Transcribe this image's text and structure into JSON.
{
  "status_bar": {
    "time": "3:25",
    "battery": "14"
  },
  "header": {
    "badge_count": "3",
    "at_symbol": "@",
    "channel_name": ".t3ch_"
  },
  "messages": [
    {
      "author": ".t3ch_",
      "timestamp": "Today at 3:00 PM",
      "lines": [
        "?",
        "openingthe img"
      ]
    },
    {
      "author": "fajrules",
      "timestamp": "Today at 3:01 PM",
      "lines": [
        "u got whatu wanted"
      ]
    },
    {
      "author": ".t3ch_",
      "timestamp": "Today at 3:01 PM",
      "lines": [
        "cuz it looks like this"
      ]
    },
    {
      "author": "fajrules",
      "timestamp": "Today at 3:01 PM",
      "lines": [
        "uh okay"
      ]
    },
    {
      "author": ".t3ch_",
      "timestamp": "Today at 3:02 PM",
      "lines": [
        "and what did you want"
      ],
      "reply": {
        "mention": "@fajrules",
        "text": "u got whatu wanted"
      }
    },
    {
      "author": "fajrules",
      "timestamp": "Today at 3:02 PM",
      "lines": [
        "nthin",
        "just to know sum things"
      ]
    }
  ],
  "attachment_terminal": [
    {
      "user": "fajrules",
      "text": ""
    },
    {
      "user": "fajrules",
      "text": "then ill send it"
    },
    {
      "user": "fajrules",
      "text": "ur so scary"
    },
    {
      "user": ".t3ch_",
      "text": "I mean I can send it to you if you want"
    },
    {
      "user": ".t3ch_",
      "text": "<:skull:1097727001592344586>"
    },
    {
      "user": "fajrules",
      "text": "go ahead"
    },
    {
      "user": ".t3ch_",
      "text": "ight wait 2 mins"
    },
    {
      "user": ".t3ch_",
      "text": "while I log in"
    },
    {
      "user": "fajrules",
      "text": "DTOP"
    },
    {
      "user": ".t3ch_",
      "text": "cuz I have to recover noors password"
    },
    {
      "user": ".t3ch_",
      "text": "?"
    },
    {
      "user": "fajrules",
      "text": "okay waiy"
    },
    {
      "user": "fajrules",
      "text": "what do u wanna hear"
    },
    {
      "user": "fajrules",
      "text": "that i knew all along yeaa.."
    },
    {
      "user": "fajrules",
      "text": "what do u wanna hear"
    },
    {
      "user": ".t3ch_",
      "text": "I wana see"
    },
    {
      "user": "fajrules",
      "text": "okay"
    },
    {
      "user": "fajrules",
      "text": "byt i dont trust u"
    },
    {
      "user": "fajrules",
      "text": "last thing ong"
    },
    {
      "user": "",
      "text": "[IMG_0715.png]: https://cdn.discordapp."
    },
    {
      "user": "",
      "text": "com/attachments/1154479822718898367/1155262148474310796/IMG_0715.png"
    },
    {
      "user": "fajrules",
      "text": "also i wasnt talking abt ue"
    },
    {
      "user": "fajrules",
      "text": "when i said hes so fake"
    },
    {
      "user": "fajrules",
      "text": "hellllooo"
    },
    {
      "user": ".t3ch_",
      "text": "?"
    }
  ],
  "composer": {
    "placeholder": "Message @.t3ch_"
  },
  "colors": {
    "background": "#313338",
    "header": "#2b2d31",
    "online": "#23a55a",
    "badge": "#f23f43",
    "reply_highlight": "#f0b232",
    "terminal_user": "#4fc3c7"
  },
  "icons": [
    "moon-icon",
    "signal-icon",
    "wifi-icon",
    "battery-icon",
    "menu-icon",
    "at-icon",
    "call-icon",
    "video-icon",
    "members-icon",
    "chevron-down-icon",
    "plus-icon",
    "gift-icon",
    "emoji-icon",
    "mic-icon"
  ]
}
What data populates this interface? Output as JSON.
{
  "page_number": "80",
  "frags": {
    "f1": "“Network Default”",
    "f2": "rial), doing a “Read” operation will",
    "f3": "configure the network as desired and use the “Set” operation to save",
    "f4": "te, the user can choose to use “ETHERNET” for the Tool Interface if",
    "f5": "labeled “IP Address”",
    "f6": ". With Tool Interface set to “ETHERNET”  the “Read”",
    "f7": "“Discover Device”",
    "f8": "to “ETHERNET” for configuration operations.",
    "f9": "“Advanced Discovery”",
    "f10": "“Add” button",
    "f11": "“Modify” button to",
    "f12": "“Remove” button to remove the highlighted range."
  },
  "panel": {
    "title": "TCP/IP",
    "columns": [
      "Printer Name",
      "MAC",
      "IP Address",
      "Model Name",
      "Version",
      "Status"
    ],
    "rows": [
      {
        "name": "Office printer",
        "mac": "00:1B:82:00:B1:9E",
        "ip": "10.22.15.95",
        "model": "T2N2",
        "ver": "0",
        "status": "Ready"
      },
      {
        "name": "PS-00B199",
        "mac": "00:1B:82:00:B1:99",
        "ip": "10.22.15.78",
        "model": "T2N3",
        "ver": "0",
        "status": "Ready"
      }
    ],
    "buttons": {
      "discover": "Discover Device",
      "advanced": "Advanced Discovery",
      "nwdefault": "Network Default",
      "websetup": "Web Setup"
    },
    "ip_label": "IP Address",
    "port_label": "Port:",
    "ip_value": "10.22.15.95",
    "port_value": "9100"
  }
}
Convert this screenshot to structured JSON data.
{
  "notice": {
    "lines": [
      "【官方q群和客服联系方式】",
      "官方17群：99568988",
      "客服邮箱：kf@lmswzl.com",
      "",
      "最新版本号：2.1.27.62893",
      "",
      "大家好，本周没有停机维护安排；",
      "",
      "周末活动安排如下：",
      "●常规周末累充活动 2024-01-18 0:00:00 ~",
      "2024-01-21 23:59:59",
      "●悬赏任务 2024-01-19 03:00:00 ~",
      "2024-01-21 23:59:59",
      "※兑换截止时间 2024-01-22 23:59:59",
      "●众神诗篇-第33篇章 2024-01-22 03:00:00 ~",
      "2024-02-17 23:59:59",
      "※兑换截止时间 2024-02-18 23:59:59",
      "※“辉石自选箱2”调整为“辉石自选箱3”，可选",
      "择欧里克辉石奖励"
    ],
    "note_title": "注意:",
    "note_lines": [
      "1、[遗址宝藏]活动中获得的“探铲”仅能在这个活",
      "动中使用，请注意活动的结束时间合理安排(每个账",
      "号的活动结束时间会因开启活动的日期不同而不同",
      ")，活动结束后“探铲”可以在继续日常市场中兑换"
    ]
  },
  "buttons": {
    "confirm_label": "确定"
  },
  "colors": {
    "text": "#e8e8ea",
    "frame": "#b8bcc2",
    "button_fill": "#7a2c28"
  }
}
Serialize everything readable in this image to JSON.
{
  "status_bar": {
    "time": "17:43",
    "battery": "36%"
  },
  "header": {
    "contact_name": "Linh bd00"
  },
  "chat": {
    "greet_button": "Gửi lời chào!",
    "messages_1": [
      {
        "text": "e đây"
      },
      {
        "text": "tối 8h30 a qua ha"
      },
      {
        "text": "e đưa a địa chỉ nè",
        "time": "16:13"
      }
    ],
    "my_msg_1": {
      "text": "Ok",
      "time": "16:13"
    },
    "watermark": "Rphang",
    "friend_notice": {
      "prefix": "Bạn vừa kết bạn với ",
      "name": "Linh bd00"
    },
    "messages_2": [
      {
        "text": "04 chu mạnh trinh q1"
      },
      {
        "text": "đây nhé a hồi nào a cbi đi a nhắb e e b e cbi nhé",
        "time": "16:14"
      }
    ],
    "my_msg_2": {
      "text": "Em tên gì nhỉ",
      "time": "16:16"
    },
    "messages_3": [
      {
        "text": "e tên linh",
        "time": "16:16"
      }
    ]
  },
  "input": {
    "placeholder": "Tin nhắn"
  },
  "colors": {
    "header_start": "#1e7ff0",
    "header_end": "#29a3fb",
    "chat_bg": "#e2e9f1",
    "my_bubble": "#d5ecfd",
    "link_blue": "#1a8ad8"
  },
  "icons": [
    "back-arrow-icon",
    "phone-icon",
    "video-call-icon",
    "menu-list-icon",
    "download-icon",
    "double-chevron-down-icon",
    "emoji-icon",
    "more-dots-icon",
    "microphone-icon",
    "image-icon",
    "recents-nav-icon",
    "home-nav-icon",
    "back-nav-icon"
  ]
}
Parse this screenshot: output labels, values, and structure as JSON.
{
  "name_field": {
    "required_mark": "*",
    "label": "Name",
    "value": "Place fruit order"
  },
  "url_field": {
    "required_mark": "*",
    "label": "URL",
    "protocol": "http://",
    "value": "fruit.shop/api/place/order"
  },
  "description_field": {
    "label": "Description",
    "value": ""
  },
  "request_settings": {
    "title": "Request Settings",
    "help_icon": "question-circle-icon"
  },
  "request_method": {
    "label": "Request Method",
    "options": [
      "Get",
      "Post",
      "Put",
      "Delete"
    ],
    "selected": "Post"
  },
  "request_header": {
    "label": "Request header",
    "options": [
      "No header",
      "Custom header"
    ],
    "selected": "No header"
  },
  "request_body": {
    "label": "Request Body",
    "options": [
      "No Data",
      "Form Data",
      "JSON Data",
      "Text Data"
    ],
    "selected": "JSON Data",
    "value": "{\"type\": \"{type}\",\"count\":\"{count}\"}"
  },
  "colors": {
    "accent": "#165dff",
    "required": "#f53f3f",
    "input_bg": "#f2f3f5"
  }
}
══════
**WHAT TO PRODUCE:** Using the material above, work out how many lines contain the string "this". Give that number alone.

**EXERCISE RESULT:** 6